Start of SELECTED TEXT

However, some companies might not be amenable to persuasion, in which case there is only one option: run like hell and don't go anywhere near them.

Another point is, what if you work two jobs?

IANAL of course, but I did take a course from a lawyer about law and technology. This particular case didn't come up (he's an intellectual property lawyer primarily, although he did address other cases) but I remember him making the point that in general, the law interprets "such as" or "etc" clauses very broadly, to your benefit or detriment in various cases. So listing "artistic pursuits such as writing of fiction, composition of music, and choreographing of dance" means any good interpreter will assign all of the creative artistic pursuits under that area. Writing of code probably wouldn't be included, but painting a picture probably would be.

An example of what can happen if you aren't paying attention to what you sign (and possibly even if you are) is here: http://www.unixguru.com/.
Another concern, in the US, is the Internal Revenue Service.

There is a big tax difference between a person being an employee and a contractor. If you are an employee, your employer withholds some of your pay and forwards it to the IRS on your behalf. If you are a contractor, the employer is merely required to report the amount that they have paid you -- and even then only if the amount exceeds $600 per year. It's up to you to pay the entire amount you owe to the IRS. Usually quarterly.

The IRS strongly favors you being an employee, because they like having the withholding done for you. It's all too easy for contractors to work "under the table" from time to time, and since taxes can be as high as 40%, there is a powerful financial incentive for doing so. (Contractors and their customers can "split the difference.")

In Silicon Valley, many employers of computer programmers made the programmers into contractors because it simplified taxes. It was also a way of getting around labor laws. The IRS decided this was an abuse of the system, and stopped it.

The IRS has established rules to determine whether you are an employee or a contractor. For example, an employee is given an office and a work computer by the company; a contractor frequently provides his own office and his own computer. An employer controls where, when, and how the work is done, whereas a contractor is merely given an assignment and a deadline and is free to complete it during hours and by means of his own choosing. Also, an employee typically works for a single company, whereas a contractor may work for several simultaneous customers.

End of SELECTED TEXT

- SET OF TASKS -
1/ In the post on employment terms and taxes, list the artistic pursuits named in the example clause that begins "artistic pursuits such as".
2/ Reproduce the post on employment terms and taxes from "There is a big" to "IRS. Usually quarterly.".
The records are separate material and have no connection to the post on employment terms and taxes.

Start of SUPPLIED MATERIAL

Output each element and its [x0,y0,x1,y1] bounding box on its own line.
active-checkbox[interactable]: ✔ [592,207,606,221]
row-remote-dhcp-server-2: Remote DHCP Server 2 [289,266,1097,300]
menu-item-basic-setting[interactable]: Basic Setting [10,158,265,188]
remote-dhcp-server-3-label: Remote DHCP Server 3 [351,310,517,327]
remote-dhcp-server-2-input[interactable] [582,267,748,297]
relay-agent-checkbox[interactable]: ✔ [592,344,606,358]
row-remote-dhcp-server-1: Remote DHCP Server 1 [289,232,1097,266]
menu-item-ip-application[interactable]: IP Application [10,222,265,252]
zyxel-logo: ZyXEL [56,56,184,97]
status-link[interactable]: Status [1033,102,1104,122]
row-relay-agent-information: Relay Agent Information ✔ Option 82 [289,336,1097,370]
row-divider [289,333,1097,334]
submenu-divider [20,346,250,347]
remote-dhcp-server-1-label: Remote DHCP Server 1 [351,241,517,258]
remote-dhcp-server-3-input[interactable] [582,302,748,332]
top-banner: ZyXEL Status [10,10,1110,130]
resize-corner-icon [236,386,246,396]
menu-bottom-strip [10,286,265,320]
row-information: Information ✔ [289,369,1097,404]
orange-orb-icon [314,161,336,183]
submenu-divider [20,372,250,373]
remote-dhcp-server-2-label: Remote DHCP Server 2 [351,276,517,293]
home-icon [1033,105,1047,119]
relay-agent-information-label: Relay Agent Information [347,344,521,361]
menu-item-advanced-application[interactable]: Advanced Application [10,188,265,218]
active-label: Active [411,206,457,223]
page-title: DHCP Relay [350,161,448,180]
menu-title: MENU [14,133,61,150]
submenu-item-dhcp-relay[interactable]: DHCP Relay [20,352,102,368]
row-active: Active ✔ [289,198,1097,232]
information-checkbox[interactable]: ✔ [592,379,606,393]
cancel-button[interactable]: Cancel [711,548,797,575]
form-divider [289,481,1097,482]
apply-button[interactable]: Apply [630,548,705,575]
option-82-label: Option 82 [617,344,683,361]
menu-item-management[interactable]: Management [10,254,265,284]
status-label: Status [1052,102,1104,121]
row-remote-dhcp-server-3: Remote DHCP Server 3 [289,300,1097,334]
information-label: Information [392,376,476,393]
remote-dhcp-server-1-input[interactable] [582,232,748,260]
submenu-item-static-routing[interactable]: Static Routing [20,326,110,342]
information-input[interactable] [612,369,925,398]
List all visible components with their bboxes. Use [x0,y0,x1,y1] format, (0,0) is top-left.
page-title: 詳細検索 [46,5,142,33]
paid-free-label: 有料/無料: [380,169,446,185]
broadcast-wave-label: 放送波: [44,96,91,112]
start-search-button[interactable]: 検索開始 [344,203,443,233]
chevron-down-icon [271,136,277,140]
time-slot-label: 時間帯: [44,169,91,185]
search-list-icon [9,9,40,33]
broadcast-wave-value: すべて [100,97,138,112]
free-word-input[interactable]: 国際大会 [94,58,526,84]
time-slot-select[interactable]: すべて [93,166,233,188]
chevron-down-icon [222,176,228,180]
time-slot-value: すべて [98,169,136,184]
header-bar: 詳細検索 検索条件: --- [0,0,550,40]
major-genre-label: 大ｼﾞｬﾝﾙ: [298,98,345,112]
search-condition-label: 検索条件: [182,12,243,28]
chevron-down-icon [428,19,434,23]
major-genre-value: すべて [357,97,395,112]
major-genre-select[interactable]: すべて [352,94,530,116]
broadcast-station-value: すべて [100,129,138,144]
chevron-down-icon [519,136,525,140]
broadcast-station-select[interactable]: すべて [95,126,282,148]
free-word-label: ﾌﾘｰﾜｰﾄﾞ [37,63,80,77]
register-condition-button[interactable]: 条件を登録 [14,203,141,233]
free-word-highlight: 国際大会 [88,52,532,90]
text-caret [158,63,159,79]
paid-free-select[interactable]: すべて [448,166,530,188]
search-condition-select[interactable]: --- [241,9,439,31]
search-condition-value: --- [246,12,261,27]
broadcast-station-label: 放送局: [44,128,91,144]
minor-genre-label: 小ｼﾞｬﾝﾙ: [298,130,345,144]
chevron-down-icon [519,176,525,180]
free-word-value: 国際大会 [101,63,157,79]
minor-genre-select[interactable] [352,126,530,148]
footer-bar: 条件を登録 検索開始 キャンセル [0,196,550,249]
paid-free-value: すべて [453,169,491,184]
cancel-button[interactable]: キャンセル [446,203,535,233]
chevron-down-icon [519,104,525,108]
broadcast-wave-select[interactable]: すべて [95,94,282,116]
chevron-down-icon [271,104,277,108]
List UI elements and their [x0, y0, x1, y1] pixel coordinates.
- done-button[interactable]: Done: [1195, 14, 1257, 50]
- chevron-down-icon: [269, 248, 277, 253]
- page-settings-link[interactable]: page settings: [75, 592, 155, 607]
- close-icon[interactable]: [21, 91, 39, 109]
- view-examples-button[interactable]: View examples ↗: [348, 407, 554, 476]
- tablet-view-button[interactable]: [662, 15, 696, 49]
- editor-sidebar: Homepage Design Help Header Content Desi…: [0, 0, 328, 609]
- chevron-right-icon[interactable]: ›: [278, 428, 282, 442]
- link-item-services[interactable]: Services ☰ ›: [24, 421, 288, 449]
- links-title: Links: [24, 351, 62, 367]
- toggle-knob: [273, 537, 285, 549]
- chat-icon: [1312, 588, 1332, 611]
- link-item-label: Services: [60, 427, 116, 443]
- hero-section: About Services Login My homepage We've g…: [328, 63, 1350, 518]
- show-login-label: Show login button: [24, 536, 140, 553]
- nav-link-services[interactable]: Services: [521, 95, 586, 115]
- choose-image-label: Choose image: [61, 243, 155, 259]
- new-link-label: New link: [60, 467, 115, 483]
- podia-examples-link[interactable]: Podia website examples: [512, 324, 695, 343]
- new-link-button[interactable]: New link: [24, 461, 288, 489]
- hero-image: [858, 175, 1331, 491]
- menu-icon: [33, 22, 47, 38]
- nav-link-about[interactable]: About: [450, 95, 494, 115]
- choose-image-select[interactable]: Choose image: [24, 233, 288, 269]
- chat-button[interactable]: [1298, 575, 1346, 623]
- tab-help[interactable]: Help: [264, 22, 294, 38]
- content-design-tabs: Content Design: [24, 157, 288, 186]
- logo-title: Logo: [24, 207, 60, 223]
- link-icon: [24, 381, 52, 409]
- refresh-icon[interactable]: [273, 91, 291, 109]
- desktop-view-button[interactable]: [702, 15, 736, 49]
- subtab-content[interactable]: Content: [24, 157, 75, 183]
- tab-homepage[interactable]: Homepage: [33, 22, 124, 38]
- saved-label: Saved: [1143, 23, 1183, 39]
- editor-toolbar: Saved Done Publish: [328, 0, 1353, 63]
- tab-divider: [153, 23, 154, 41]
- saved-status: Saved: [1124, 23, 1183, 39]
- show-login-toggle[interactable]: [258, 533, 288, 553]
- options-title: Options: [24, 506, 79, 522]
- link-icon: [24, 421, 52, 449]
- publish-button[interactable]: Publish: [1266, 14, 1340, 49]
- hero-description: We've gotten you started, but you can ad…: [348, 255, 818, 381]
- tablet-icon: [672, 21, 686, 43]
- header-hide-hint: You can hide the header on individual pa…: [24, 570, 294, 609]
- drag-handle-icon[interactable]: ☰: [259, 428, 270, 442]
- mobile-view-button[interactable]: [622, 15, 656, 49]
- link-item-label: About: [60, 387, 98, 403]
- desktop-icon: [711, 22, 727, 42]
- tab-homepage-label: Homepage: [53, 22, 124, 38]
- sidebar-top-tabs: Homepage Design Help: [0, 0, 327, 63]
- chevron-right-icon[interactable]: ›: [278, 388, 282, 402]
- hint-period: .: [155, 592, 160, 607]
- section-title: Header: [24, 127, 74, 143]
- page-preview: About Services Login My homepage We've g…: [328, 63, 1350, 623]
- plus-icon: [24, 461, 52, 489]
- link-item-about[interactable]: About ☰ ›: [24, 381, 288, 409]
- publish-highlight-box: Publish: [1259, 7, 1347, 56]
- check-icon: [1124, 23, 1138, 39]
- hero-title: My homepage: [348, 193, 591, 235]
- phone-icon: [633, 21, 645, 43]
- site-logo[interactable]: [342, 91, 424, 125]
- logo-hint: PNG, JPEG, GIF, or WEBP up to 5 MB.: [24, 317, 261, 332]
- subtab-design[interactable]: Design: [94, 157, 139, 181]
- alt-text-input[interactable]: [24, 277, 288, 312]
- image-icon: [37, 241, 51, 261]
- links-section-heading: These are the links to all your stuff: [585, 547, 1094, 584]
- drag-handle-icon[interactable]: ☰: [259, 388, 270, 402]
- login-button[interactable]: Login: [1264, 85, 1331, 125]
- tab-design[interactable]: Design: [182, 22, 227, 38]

End of SUPPLIED MATERIAL

- ANSWERS TO THIS EXERCISE -
1/
- writing of fiction
- composition of music
- choreographing of dance

2/
There is a big tax difference between a person being an employee and a contractor. If you are an employee, your employer withholds some of your pay and forwards it to the IRS on your behalf. If you are a contractor, the employer is merely required to report the amount that they have paid you -- and even then only if the amount exceeds $600 per year. It's up to you to pay the entire amount you owe to the IRS. Usually quarterly.